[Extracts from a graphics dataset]
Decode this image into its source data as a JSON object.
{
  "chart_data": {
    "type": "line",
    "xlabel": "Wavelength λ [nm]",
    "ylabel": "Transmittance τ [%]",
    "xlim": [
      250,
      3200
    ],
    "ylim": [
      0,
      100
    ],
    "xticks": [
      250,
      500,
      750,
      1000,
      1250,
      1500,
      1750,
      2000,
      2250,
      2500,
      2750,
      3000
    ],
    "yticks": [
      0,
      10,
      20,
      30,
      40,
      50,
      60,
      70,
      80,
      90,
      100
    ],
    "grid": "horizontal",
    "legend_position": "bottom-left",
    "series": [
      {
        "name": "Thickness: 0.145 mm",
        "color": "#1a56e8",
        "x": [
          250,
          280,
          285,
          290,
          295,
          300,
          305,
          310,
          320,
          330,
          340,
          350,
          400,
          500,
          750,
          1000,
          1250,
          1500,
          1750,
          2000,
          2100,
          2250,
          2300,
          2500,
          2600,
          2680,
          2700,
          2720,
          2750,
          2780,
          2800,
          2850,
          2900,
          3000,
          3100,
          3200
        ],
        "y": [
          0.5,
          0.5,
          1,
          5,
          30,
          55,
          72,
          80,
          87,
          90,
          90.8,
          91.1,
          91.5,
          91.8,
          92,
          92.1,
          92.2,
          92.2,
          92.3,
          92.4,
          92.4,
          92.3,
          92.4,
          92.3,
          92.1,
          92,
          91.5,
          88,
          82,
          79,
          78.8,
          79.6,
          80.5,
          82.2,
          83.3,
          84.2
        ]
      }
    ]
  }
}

STATED GOAL: Give the listing above again, word for word.

SOLUTION FOR THIS TASK:
Decode this image into its source data as a JSON object.
{
  "chart_data": {
    "type": "line",
    "xlabel": "Wavelength λ [nm]",
    "ylabel": "Transmittance τ [%]",
    "xlim": [
      250,
      3200
    ],
    "ylim": [
      0,
      100
    ],
    "xticks": [
      250,
      500,
      750,
      1000,
      1250,
      1500,
      1750,
      2000,
      2250,
      2500,
      2750,
      3000
    ],
    "yticks": [
      0,
      10,
      20,
      30,
      40,
      50,
      60,
      70,
      80,
      90,
      100
    ],
    "grid": "horizontal",
    "legend_position": "bottom-left",
    "series": [
      {
        "name": "Thickness: 0.145 mm",
        "color": "#1a56e8",
        "x": [
          250,
          280,
          285,
          290,
          295,
          300,
          305,
          310,
          320,
          330,
          340,
          350,
          400,
          500,
          750,
          1000,
          1250,
          1500,
          1750,
          2000,
          2100,
          2250,
          2300,
          2500,
          2600,
          2680,
          2700,
          2720,
          2750,
          2780,
          2800,
          2850,
          2900,
          3000,
          3100,
          3200
        ],
        "y": [
          0.5,
          0.5,
          1,
          5,
          30,
          55,
          72,
          80,
          87,
          90,
          90.8,
          91.1,
          91.5,
          91.8,
          92,
          92.1,
          92.2,
          92.2,
          92.3,
          92.4,
          92.4,
          92.3,
          92.4,
          92.3,
          92.1,
          92,
          91.5,
          88,
          82,
          79,
          78.8,
          79.6,
          80.5,
          82.2,
          83.3,
          84.2
        ]
      }
    ]
  }
}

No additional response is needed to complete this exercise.